▶ _TASK STATEMENT_
In the entries below, find the lines that contain the word "Alaska" and copy them.

··· ENTRIES SHOWN ···

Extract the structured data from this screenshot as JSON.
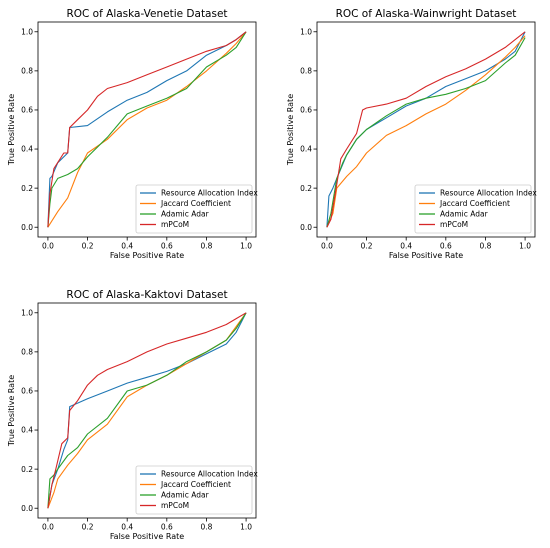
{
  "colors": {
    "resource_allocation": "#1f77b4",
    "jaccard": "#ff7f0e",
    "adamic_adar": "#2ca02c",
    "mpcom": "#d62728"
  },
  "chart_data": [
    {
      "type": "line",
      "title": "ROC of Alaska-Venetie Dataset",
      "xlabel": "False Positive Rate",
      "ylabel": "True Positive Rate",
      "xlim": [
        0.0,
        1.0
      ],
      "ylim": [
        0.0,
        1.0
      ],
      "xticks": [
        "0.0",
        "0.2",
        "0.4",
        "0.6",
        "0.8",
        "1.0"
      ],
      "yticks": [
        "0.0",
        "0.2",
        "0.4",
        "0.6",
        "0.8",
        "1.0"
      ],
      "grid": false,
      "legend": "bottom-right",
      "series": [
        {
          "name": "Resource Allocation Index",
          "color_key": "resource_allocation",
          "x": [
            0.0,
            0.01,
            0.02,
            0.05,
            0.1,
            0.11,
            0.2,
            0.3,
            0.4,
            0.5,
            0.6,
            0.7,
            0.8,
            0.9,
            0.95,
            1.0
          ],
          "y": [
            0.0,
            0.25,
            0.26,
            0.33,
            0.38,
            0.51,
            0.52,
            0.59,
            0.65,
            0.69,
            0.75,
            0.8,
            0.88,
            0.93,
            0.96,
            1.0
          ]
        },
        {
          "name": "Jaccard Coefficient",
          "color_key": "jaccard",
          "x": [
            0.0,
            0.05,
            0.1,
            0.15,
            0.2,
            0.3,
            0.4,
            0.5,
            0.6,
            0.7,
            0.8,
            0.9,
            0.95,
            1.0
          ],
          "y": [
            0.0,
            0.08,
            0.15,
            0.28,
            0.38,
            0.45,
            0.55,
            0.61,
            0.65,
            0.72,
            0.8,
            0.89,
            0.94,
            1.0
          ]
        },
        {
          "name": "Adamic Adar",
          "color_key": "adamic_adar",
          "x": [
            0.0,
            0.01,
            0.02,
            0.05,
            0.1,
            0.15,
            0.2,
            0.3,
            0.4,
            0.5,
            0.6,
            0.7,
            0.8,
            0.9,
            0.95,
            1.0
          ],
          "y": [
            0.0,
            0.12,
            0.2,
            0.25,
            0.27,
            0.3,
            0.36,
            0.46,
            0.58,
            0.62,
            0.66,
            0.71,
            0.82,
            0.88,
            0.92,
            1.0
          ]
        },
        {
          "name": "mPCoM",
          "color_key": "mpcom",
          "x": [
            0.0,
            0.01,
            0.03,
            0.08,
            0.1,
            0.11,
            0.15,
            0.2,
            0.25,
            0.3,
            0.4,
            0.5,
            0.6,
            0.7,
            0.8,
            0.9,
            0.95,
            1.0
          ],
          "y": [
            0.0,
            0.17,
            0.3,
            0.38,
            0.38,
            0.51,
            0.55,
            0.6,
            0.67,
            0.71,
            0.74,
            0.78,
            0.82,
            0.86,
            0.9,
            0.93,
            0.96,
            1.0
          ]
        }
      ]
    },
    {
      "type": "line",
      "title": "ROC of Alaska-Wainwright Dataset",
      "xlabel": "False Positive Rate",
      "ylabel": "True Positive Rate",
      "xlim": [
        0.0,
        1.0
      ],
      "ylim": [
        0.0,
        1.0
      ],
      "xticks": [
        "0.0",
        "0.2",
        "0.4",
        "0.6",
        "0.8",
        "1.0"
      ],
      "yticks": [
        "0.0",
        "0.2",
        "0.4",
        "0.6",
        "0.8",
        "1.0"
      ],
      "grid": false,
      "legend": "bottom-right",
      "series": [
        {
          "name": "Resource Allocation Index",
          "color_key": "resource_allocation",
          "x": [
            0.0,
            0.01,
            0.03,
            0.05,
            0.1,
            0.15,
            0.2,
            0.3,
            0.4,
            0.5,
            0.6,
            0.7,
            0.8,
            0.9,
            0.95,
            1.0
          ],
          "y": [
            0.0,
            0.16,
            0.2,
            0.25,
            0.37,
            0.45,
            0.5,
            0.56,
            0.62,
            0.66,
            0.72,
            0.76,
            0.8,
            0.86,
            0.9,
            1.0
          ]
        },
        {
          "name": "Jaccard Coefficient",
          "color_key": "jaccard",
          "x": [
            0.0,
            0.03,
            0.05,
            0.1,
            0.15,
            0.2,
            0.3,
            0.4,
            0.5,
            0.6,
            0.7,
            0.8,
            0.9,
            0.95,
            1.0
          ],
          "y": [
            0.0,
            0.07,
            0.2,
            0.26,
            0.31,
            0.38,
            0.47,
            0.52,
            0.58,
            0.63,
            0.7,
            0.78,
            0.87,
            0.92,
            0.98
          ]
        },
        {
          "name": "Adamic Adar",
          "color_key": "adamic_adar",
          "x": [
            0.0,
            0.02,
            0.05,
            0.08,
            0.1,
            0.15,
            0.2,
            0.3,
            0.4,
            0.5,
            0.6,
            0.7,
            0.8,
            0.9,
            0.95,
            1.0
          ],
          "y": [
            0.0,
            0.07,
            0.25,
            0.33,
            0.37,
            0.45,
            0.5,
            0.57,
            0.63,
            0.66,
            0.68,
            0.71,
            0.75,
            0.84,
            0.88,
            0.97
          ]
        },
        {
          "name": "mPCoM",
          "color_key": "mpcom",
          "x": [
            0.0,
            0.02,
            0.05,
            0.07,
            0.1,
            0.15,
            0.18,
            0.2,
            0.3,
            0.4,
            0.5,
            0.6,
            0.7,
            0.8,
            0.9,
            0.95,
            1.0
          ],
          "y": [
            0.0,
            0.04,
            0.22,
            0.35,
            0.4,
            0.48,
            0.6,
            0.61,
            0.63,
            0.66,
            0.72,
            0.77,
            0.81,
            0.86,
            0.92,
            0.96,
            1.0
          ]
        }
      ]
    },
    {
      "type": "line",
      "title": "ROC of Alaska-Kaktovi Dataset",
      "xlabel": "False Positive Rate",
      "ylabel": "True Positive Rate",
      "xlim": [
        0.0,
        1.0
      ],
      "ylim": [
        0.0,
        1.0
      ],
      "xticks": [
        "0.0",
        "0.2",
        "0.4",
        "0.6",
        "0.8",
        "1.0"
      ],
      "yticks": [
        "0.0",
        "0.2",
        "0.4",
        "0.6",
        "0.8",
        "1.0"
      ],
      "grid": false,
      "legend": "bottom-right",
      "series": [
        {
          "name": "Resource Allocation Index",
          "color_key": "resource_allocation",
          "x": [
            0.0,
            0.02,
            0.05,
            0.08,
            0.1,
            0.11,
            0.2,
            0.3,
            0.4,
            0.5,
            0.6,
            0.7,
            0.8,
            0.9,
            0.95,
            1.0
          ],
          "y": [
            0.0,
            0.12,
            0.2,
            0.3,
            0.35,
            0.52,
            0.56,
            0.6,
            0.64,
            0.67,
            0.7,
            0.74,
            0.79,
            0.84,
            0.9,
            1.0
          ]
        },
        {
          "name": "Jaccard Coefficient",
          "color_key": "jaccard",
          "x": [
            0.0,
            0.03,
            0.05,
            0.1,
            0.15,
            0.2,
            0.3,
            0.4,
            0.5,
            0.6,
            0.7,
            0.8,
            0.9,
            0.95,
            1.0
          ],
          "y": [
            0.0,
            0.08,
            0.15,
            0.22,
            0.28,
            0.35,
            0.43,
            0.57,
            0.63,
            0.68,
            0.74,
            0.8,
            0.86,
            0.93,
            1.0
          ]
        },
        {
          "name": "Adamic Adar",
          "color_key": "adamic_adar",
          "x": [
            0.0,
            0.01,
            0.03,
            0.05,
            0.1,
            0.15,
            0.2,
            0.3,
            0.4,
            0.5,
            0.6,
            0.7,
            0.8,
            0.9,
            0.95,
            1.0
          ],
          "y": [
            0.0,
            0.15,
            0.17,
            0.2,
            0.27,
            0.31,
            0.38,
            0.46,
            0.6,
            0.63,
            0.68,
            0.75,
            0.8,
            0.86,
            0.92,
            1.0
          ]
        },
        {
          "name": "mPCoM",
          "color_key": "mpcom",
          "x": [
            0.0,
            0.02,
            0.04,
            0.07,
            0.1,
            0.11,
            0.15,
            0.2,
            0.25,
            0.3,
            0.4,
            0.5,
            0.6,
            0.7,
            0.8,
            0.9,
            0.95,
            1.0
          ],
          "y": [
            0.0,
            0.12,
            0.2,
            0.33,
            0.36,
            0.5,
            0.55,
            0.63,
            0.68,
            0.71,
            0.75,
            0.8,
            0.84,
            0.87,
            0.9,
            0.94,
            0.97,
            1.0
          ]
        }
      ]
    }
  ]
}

···

▶ _EXERCISE RESULT_
      "title": "ROC of Alaska-Venetie Dataset",
      "title": "ROC of Alaska-Wainwright Dataset",
      "title": "ROC of Alaska-Kaktovi Dataset",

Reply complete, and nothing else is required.